##### Supplied material

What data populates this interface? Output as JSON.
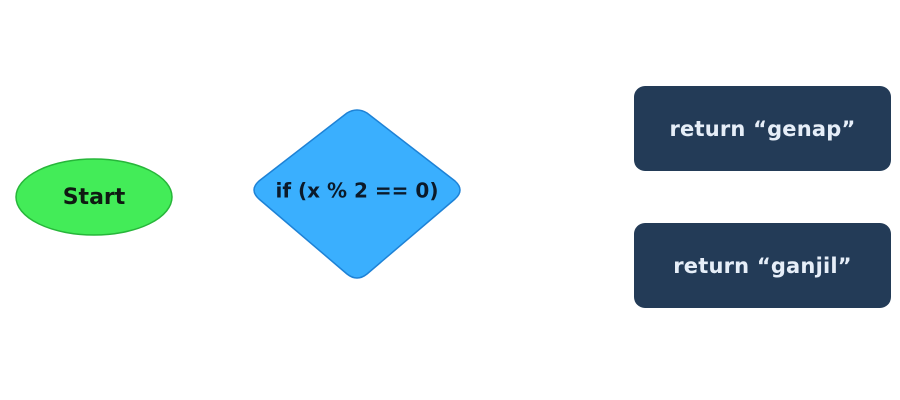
{
  "diagram": {
    "start": {
      "label": "Start",
      "fill": "#43ec58",
      "stroke": "#27b63a",
      "text_color": "#0f1a12"
    },
    "decision": {
      "label": "if (x % 2 == 0)",
      "fill": "#3aaffe",
      "stroke": "#1e82d6",
      "text_color": "#0b1a2a"
    },
    "return_true": {
      "label": "return “genap”",
      "fill": "#233b57",
      "text_color": "#e6eef8"
    },
    "return_false": {
      "label": "return “ganjil”",
      "fill": "#233b57",
      "text_color": "#e6eef8"
    }
  }
}
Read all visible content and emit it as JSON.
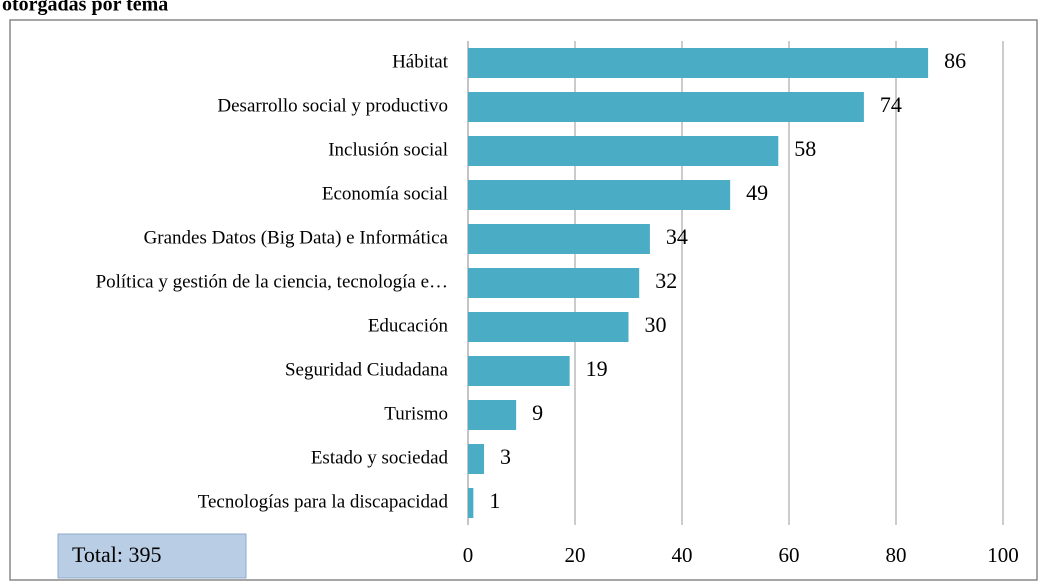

##########

Your goal: Output every entry word for word, but omit the pictures.

Answer to the exercise:
What data populates this interface? Output as JSON.
{
  "diagram": {
    "start": {
      "label": "Start",
      "fill": "#43ec58",
      "stroke": "#27b63a",
      "text_color": "#0f1a12"
    },
    "decision": {
      "label": "if (x % 2 == 0)",
      "fill": "#3aaffe",
      "stroke": "#1e82d6",
      "text_color": "#0b1a2a"
    },
    "return_true": {
      "label": "return “genap”",
      "fill": "#233b57",
      "text_color": "#e6eef8"
    },
    "return_false": {
      "label": "return “ganjil”",
      "fill": "#233b57",
      "text_color": "#e6eef8"
    }
  }
}
Read all visible content and emit it as JSON.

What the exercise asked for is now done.